DOCUMENT SEGMENT
╭──

10/3/92 Blencathra via Sharp Edge
We were on the hill (that is, into Mousthwaite Combe) by 12.15pm. We arrived in the Scales Tarn corrie around an hour later. There was an attack of hail as we climbed up to Sharp Edge. The conditions were excellent. Up on the top of Blencathra we could see Styhead Tarn glinting in the distance. We detoured around for extra hill-walking – Blencathra is a short route. However, the weather worsened and a snow squall forced us to shelter. So we came down and were off the hill by 4p.m.
I think this is the time we went to camp at Castlerigg, but decided to go to a B&B in Keswick instead. I recall getting wet even opening the car door, at the campsite up at Castlerigg, and we thought, “No.”
11/3/92 Great Gable
Myself and J. Parkinson left the car at Seatoller at the foot of the Honister Pass, and walked in to Seathwaite, and then up the trail to Sourmilk Gill. We thundered up the hanging valley and up into the snow on Great Gable. It was very wintry. There was a great deal of old snow lingering in the north-facing slopes. There was good visibility on the upward hike, west to Buttermere, Crummock Water and Ennerdale.
We lunched at Windy Gap at the top of Aaron Slack, as the weather worsened, and the clouds closed in. We met with an American youth hiking alone – Todd – and in company with him, swiftly got up onto Great Gable. Very wintry – we went back down again; descending to Windy Gap was problematic in snow and mist. A lot of blundering around was necessary; there are cliffs to be avoided. Our arguably over-equipped and heavy-laden American friend “Taaaard” went on down Aaron Slack to the top of Sty Head, and we continued back up to Green Gable. For years afterwards we remembered Taaaard.

╰──

SOURCE EXCERPT
╭──

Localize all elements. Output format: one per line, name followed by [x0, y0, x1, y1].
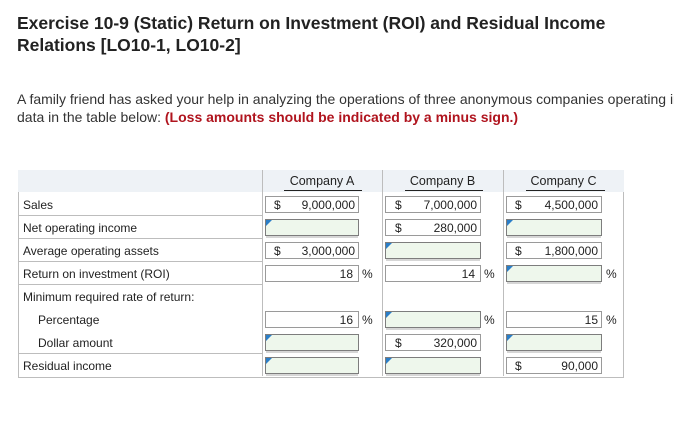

╰──

TASK INSTRUCTIONS
Answer these from the walking diary above:
1. By what time were the walkers off the hill on the Blencathra day?
2. Where was the car left for the Great Gable walk?
3. Where did the walkers eat lunch on the Great Gable day?

EXERCISE RESULT
1. By 4 p.m.
2. At Seatoller, at the foot of the Honister Pass.
3. At Windy Gap, at the top of Aaron Slack.